Copy down every line where the string "Science" shows up.

The records:
--- begin ---
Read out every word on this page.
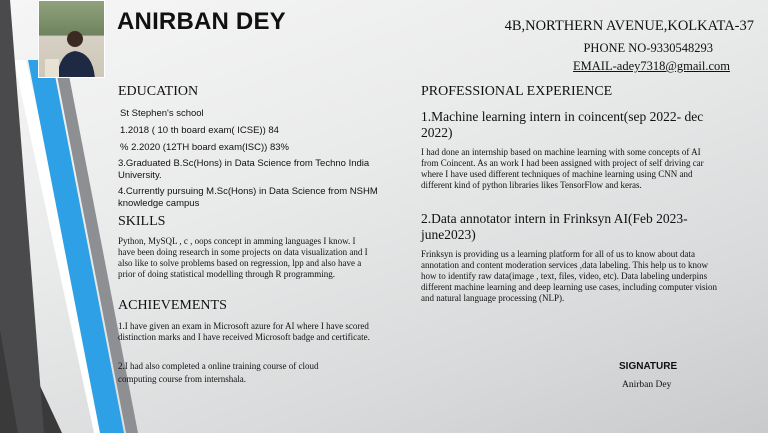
ANIRBAN DEY	4B,NORTHERN AVENUE,KOLKATA-37
PHONE NO-9330548293
EMAIL-adey7318@gmail.com
EDUCATION
St Stephen's school
1.2018 ( 10 th board exam( ICSE)) 84
% 2.2020 (12TH board exam(ISC)) 83%
3.Graduated B.Sc(Hons) in Data Science from Techno India University.
4.Currently pursuing M.Sc(Hons) in Data Science from NSHM knowledge campus
SKILLS
Python, MySQL , c , oops concept in amming languages I know. I have been doing research in some projects on data visualization and I also like to solve problems based on regression, lpp and also have a prior of doing statistical modelling through R programming.
ACHIEVEMENTS
1.I have given an exam in Microsoft azure for AI where I have scored distinction marks and I have received Microsoft badge and certificate.
2.I had also completed a online training course of cloud computing course from internshala.
PROFESSIONAL EXPERIENCE
1.Machine learning intern in coincent(sep 2022- dec 2022)
I had done an internship based on machine learning with some concepts of AI from Coincent. As an work I had been assigned with project of self driving car where I have used different techniques of machine learning using CNN and different kind of python libraries likes TensorFlow and keras.
2.Data annotator intern in Frinksyn AI(Feb 2023-june2023)
Frinksyn is providing us a learning platform for all of us to know about data annotation and content moderation services ,data labeling. This help us to know how to identify raw data(image , text, files, video, etc). Data labeling underpins different machine learning and deep learning use cases, including computer vision and natural language processing (NLP).
SIGNATURE
Anirban Dey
--- end ---
Right answer:
3.Graduated B.Sc(Hons) in Data Science from Techno India University.
4.Currently pursuing M.Sc(Hons) in Data Science from NSHM knowledge campus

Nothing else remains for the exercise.